> _Exercise_
Count the lines of the records below that contain the string "item", treating uppercase and lowercase as different. Give only the number.

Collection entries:
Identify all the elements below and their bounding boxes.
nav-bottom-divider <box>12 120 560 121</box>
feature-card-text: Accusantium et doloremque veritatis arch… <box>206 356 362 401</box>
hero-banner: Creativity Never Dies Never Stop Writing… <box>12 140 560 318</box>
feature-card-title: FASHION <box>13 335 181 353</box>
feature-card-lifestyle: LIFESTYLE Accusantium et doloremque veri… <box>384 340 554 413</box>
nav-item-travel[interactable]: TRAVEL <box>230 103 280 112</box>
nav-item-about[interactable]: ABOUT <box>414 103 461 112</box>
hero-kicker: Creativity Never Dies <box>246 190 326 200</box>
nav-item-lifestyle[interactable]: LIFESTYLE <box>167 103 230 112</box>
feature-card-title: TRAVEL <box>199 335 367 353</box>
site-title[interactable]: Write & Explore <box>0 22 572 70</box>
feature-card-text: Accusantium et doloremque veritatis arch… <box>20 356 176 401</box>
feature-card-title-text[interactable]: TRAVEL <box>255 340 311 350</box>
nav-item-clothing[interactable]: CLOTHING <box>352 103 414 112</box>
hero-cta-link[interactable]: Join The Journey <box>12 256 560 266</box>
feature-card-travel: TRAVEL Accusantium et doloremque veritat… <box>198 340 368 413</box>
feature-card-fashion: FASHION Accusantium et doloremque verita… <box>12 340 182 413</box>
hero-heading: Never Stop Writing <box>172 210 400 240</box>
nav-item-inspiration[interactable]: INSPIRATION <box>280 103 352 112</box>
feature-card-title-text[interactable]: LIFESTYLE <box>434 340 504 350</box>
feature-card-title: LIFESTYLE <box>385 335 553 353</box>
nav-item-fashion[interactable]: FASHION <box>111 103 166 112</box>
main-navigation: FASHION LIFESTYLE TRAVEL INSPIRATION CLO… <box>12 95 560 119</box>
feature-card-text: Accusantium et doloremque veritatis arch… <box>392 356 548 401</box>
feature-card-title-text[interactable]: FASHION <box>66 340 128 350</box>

> _Solved exercise_
6